What is being asked
Scan the data below for the string "DISTRICT". Copy every line where it appears.

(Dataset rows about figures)
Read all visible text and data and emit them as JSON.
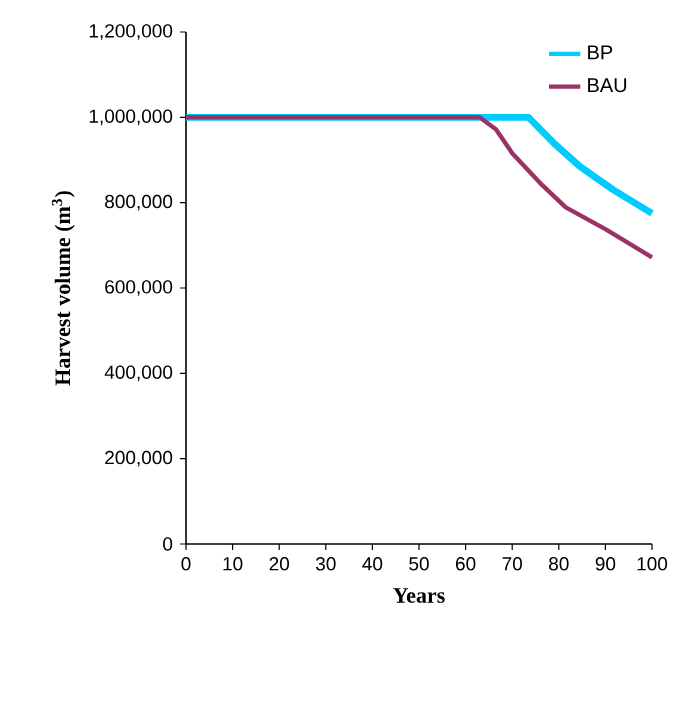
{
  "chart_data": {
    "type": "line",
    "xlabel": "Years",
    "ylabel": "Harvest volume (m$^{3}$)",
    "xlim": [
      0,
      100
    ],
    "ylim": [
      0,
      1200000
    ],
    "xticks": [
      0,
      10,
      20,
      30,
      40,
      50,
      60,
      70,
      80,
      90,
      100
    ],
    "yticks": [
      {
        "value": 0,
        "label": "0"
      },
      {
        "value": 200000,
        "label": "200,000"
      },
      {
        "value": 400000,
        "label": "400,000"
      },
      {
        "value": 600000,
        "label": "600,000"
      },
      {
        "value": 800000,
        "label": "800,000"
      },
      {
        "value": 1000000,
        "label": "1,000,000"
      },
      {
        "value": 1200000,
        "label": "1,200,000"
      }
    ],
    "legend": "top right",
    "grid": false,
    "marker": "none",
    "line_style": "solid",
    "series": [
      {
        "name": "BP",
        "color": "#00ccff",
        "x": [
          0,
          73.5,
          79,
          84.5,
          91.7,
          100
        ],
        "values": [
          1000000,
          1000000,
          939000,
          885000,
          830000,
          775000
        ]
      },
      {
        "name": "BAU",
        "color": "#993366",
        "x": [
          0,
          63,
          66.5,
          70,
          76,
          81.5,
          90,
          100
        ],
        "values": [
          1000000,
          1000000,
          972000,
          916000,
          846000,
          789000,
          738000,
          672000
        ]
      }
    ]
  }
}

...

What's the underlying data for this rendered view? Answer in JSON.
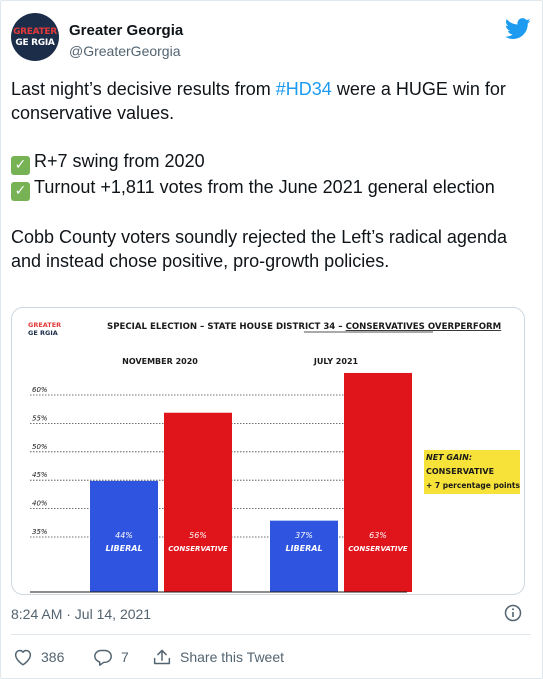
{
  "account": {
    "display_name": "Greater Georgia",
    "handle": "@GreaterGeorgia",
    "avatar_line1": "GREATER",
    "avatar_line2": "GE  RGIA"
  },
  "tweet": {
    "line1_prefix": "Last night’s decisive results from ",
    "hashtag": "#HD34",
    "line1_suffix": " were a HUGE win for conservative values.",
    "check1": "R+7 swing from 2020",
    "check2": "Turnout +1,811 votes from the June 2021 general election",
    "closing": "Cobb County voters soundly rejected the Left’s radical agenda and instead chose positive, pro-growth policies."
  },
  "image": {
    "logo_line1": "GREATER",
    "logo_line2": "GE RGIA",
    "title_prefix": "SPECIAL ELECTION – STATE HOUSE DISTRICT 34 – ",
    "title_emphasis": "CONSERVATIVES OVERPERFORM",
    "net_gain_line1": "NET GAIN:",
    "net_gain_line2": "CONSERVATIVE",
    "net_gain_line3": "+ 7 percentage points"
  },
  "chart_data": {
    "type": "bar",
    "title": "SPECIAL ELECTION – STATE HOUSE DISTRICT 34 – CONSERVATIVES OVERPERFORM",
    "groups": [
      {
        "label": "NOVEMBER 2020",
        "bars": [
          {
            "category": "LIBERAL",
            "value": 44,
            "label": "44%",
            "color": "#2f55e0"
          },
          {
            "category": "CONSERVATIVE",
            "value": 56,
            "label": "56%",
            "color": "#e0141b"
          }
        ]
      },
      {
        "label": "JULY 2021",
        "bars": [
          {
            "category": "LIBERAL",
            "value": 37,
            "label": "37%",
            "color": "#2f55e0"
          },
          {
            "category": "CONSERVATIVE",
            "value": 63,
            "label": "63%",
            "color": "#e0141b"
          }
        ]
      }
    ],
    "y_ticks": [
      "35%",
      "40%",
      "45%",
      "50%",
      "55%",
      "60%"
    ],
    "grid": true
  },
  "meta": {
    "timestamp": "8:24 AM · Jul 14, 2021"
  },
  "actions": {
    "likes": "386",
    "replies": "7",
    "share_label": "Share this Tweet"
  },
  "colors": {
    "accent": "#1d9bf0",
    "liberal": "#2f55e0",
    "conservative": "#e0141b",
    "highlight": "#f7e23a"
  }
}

Task result
    "title_prefix": "SPECIAL ELECTION – STATE HOUSE DISTRICT 34 – ",
    "title": "SPECIAL ELECTION – STATE HOUSE DISTRICT 34 – CONSERVATIVES OVERPERFORM",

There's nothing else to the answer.